SUPPLIED RECORDS

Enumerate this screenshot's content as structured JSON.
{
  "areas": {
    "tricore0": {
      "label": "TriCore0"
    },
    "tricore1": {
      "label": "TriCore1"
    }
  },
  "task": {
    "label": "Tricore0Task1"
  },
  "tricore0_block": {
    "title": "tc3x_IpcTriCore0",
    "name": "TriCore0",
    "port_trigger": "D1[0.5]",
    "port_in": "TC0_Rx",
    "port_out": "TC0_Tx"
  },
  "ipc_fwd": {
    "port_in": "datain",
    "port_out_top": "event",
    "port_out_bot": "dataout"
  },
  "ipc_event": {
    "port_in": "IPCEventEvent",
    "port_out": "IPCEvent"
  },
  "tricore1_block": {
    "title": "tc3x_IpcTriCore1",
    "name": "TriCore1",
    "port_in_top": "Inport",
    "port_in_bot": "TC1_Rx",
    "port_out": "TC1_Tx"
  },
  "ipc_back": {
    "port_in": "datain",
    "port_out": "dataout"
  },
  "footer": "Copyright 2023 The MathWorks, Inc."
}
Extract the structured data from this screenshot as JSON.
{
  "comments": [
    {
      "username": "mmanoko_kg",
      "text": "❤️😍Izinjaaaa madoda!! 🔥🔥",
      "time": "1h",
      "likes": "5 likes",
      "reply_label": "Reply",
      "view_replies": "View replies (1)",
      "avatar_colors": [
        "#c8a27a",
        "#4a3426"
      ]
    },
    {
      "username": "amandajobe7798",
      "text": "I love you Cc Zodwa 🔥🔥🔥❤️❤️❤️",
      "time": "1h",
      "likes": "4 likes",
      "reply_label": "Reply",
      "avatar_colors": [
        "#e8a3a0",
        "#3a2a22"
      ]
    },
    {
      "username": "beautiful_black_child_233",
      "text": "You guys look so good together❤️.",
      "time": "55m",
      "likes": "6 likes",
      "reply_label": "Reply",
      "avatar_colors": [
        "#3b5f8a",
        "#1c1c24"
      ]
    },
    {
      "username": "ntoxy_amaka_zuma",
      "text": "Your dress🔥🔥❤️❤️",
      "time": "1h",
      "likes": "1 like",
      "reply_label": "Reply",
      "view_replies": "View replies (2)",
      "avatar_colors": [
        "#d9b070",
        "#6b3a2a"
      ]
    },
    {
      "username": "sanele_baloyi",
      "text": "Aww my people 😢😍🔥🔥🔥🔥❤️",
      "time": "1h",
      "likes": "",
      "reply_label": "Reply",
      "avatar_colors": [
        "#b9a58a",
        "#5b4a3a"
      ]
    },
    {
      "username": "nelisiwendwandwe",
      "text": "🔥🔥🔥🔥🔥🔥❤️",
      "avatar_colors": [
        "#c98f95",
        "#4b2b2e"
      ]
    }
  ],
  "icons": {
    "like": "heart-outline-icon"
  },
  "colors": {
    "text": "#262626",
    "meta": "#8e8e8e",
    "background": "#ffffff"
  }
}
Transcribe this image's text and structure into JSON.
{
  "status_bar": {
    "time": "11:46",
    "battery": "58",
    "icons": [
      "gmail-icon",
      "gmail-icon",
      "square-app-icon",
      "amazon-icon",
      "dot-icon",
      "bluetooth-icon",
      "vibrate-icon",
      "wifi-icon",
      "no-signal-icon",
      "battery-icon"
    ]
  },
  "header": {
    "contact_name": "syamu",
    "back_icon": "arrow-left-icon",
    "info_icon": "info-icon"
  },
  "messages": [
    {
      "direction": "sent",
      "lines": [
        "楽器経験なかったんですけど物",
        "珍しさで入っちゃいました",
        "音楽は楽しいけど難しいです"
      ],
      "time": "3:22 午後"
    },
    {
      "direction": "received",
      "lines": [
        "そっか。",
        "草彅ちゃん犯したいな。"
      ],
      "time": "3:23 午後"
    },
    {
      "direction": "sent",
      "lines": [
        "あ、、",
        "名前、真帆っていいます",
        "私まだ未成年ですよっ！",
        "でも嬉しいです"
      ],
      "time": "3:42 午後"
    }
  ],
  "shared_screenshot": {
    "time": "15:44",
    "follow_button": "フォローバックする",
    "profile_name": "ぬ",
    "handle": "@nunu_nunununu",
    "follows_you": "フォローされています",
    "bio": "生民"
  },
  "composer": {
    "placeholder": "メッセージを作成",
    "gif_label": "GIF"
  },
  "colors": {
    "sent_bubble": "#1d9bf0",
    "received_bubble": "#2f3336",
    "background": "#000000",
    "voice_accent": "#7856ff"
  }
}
* * *
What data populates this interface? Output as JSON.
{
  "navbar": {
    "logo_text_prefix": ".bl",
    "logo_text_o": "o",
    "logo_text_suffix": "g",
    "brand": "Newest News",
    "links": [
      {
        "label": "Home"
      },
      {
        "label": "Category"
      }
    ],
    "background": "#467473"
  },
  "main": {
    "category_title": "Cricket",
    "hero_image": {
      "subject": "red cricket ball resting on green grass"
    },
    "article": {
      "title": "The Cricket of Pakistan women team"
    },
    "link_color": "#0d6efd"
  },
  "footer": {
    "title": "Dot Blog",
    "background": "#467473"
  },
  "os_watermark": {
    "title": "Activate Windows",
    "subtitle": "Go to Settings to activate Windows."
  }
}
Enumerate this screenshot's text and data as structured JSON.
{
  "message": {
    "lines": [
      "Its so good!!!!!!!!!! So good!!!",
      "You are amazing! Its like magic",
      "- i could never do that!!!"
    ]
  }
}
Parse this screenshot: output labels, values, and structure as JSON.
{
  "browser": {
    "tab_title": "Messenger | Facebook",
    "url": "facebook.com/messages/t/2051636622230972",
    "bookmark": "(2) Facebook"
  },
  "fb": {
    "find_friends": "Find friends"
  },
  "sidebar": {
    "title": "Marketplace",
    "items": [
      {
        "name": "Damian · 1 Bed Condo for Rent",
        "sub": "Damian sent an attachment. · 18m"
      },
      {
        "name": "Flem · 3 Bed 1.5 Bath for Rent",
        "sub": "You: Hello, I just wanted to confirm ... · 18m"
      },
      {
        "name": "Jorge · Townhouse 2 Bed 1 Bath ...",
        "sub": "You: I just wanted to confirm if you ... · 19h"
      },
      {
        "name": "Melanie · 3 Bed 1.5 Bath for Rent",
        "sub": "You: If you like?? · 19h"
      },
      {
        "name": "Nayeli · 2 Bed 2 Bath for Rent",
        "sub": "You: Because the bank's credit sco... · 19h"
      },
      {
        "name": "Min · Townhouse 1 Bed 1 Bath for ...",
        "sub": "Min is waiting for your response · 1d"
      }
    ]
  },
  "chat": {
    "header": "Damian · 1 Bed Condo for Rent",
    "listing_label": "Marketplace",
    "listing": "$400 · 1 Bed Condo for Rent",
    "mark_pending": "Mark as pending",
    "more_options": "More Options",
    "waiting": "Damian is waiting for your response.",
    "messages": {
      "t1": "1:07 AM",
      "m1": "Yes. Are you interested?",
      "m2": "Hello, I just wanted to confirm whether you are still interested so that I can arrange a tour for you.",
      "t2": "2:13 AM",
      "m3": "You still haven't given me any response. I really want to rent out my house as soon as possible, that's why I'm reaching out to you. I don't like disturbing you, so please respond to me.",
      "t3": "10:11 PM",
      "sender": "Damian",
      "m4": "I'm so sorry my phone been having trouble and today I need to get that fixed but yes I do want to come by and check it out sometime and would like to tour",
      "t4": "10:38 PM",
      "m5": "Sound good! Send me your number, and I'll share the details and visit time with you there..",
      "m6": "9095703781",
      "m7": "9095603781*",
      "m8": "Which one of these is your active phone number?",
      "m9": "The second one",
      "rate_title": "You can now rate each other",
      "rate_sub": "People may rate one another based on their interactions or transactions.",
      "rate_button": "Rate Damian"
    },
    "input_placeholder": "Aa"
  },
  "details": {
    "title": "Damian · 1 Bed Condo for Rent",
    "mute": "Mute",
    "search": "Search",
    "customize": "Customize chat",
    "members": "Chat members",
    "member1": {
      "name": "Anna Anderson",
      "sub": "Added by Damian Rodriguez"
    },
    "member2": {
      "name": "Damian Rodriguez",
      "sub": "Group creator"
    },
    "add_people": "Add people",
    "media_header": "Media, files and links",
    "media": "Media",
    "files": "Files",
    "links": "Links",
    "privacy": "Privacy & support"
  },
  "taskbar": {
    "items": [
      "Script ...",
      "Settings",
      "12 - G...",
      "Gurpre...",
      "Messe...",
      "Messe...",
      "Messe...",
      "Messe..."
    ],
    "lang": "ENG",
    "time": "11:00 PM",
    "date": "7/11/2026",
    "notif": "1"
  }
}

WHAT NEEDS TO BE DONE
Show the lines that mention the word "confirm".

CORRECT RESPONSE
        "sub": "You: Hello, I just wanted to confirm ... · 18m"
        "sub": "You: I just wanted to confirm if you ... · 19h"
      "m2": "Hello, I just wanted to confirm whether you are still interested so that I can arrange a tour for you.",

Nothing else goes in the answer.